= WHAT YOU ARE ASKED TO DO =
The entries below should be given again exactly, minus their pictures.

= DATA PROVIDED =
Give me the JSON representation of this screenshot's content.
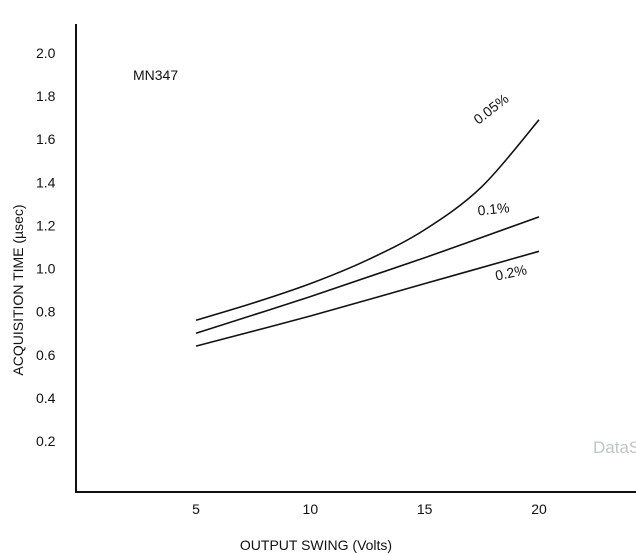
{
  "chart_data": {
    "type": "line",
    "xlabel": "OUTPUT SWING (Volts)",
    "ylabel": "ACQUISITION TIME (µsec)",
    "xlim": [
      0,
      24
    ],
    "ylim": [
      0,
      2.1
    ],
    "x_ticks": [
      5,
      10,
      15,
      20
    ],
    "y_ticks": [
      0.2,
      0.4,
      0.6,
      0.8,
      1.0,
      1.2,
      1.4,
      1.6,
      1.8,
      2.0
    ],
    "x_tick_labels": [
      "5",
      "10",
      "15",
      "20"
    ],
    "y_tick_labels": [
      "0.2",
      "0.4",
      "0.6",
      "0.8",
      "1.0",
      "1.2",
      "1.4",
      "1.6",
      "1.8",
      "2.0"
    ],
    "grid": false,
    "annotations": {
      "model": "MN347",
      "watermark": "DataS"
    },
    "series": [
      {
        "name": "0.05%",
        "x": [
          5,
          7.5,
          10,
          12.5,
          15,
          17.5,
          20
        ],
        "y": [
          0.76,
          0.84,
          0.93,
          1.04,
          1.18,
          1.38,
          1.69
        ]
      },
      {
        "name": "0.1%",
        "x": [
          5,
          10,
          15,
          20
        ],
        "y": [
          0.7,
          0.87,
          1.05,
          1.24
        ]
      },
      {
        "name": "0.2%",
        "x": [
          5,
          10,
          15,
          20
        ],
        "y": [
          0.64,
          0.78,
          0.93,
          1.08
        ]
      }
    ]
  }
}
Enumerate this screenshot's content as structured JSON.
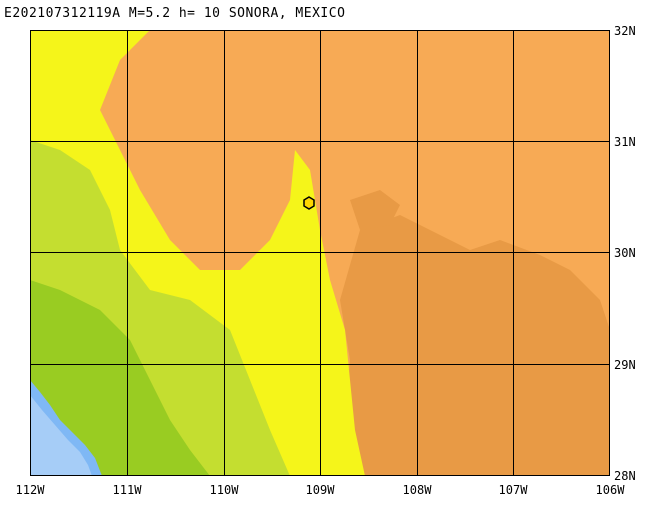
{
  "title": "E202107312119A M=5.2 h= 10 SONORA, MEXICO",
  "lon_labels": [
    "112W",
    "111W",
    "110W",
    "109W",
    "108W",
    "107W",
    "106W"
  ],
  "lat_labels": [
    "32N",
    "31N",
    "30N",
    "29N",
    "28N"
  ],
  "extent": {
    "lon_min": -112,
    "lon_max": -106,
    "lat_min": 28,
    "lat_max": 32
  },
  "epicenter": {
    "lon": -109.15,
    "lat": 30.45
  },
  "colors": {
    "ocean_deep": "#7fb8f5",
    "ocean_shallow": "#a6cdf7",
    "low_green": "#99cc22",
    "mid_green": "#c4de30",
    "yellow": "#f5f51a",
    "orange": "#f7aa55",
    "dark_orange": "#e89a45",
    "grid": "#000000",
    "epicenter": "#ffd700"
  }
}
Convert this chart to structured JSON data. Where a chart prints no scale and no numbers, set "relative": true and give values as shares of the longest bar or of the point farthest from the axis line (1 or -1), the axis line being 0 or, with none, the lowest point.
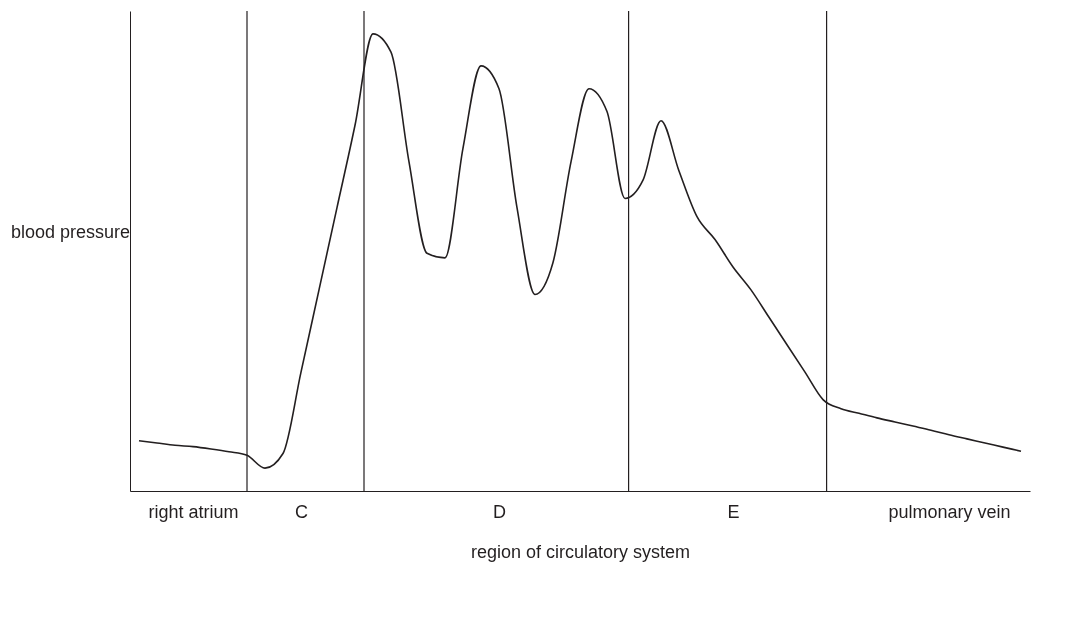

= ANSWER FOR THIS EXERCISE =
Give me the JSON representation of this screenshot's content.
{
  "chart_data": {
    "type": "line",
    "xlabel": "OUTPUT SWING (Volts)",
    "ylabel": "ACQUISITION TIME (µsec)",
    "xlim": [
      0,
      24
    ],
    "ylim": [
      0,
      2.1
    ],
    "x_ticks": [
      5,
      10,
      15,
      20
    ],
    "y_ticks": [
      0.2,
      0.4,
      0.6,
      0.8,
      1.0,
      1.2,
      1.4,
      1.6,
      1.8,
      2.0
    ],
    "x_tick_labels": [
      "5",
      "10",
      "15",
      "20"
    ],
    "y_tick_labels": [
      "0.2",
      "0.4",
      "0.6",
      "0.8",
      "1.0",
      "1.2",
      "1.4",
      "1.6",
      "1.8",
      "2.0"
    ],
    "grid": false,
    "annotations": {
      "model": "MN347",
      "watermark": "DataS"
    },
    "series": [
      {
        "name": "0.05%",
        "x": [
          5,
          7.5,
          10,
          12.5,
          15,
          17.5,
          20
        ],
        "y": [
          0.76,
          0.84,
          0.93,
          1.04,
          1.18,
          1.38,
          1.69
        ]
      },
      {
        "name": "0.1%",
        "x": [
          5,
          10,
          15,
          20
        ],
        "y": [
          0.7,
          0.87,
          1.05,
          1.24
        ]
      },
      {
        "name": "0.2%",
        "x": [
          5,
          10,
          15,
          20
        ],
        "y": [
          0.64,
          0.78,
          0.93,
          1.08
        ]
      }
    ]
  }
}
Enumerate this screenshot's content as structured JSON.
{
  "title": "E202107312119A M=5.2 h= 10 SONORA, MEXICO",
  "lon_labels": [
    "112W",
    "111W",
    "110W",
    "109W",
    "108W",
    "107W",
    "106W"
  ],
  "lat_labels": [
    "32N",
    "31N",
    "30N",
    "29N",
    "28N"
  ],
  "extent": {
    "lon_min": -112,
    "lon_max": -106,
    "lat_min": 28,
    "lat_max": 32
  },
  "epicenter": {
    "lon": -109.15,
    "lat": 30.45
  },
  "colors": {
    "ocean_deep": "#7fb8f5",
    "ocean_shallow": "#a6cdf7",
    "low_green": "#99cc22",
    "mid_green": "#c4de30",
    "yellow": "#f5f51a",
    "orange": "#f7aa55",
    "dark_orange": "#e89a45",
    "grid": "#000000",
    "epicenter": "#ffd700"
  }
}
Convert this chart to structured JSON data. Where a chart prints no scale and no numbers, set "relative": true and give values as shares of the longest bar or of the point farthest from the axis line (1 or -1), the axis line being 0 or, with none, the lowest point.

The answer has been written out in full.